_Record extracts_
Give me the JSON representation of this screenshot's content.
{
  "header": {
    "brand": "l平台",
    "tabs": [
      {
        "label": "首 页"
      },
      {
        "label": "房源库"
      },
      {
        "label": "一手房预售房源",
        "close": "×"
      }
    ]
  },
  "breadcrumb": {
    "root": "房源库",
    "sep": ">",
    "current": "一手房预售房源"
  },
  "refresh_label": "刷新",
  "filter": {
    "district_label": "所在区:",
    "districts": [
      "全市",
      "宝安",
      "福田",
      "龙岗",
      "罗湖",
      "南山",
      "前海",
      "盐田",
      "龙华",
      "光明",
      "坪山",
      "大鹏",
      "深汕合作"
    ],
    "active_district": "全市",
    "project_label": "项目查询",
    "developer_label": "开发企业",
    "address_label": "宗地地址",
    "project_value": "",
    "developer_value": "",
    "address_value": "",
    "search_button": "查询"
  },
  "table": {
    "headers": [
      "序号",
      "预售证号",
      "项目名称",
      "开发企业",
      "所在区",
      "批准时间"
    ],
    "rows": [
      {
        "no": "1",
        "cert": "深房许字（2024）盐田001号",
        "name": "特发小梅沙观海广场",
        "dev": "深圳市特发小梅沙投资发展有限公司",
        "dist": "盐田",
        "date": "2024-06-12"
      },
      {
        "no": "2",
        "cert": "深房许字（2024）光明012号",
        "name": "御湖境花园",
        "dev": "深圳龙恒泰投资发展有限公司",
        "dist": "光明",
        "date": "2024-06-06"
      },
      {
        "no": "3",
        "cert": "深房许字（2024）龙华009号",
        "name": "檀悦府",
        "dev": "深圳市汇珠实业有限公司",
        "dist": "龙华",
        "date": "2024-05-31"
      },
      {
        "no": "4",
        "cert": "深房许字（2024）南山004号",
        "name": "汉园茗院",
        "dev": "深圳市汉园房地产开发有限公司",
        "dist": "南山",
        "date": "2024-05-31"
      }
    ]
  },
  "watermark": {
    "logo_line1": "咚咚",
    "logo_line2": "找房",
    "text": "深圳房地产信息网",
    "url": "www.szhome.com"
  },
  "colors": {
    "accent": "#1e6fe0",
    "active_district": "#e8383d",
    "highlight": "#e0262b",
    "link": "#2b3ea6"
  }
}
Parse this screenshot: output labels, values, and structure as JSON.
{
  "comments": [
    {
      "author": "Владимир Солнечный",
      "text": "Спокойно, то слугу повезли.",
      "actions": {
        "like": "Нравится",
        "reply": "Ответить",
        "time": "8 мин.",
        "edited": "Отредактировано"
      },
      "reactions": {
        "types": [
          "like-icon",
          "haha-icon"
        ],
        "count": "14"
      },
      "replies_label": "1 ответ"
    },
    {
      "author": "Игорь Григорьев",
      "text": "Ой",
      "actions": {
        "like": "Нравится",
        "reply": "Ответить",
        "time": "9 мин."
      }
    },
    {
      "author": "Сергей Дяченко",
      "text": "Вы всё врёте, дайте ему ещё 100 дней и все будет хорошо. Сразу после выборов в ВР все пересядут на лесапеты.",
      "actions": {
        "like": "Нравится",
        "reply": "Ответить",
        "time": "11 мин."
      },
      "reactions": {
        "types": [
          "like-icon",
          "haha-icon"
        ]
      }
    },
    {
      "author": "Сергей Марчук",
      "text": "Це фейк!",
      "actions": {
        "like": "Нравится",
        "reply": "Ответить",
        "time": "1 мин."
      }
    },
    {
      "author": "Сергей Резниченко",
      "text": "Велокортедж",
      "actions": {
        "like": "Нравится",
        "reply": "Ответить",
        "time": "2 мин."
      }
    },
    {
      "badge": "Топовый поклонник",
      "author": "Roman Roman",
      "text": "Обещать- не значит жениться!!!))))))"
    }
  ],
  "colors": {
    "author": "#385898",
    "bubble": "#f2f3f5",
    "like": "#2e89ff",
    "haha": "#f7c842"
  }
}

_What is needed_
Give the lines exactly as they stand, from the line with "Parse this screenshot: output" through the end of the material.

_Worked answer_
Parse this screenshot: output labels, values, and structure as JSON.
{
  "comments": [
    {
      "author": "Владимир Солнечный",
      "text": "Спокойно, то слугу повезли.",
      "actions": {
        "like": "Нравится",
        "reply": "Ответить",
        "time": "8 мин.",
        "edited": "Отредактировано"
      },
      "reactions": {
        "types": [
          "like-icon",
          "haha-icon"
        ],
        "count": "14"
      },
      "replies_label": "1 ответ"
    },
    {
      "author": "Игорь Григорьев",
      "text": "Ой",
      "actions": {
        "like": "Нравится",
        "reply": "Ответить",
        "time": "9 мин."
      }
    },
    {
      "author": "Сергей Дяченко",
      "text": "Вы всё врёте, дайте ему ещё 100 дней и все будет хорошо. Сразу после выборов в ВР все пересядут на лесапеты.",
      "actions": {
        "like": "Нравится",
        "reply": "Ответить",
        "time": "11 мин."
      },
      "reactions": {
        "types": [
          "like-icon",
          "haha-icon"
        ]
      }
    },
    {
      "author": "Сергей Марчук",
      "text": "Це фейк!",
      "actions": {
        "like": "Нравится",
        "reply": "Ответить",
        "time": "1 мин."
      }
    },
    {
      "author": "Сергей Резниченко",
      "text": "Велокортедж",
      "actions": {
        "like": "Нравится",
        "reply": "Ответить",
        "time": "2 мин."
      }
    },
    {
      "badge": "Топовый поклонник",
      "author": "Roman Roman",
      "text": "Обещать- не значит жениться!!!))))))"
    }
  ],
  "colors": {
    "author": "#385898",
    "bubble": "#f2f3f5",
    "like": "#2e89ff",
    "haha": "#f7c842"
  }
}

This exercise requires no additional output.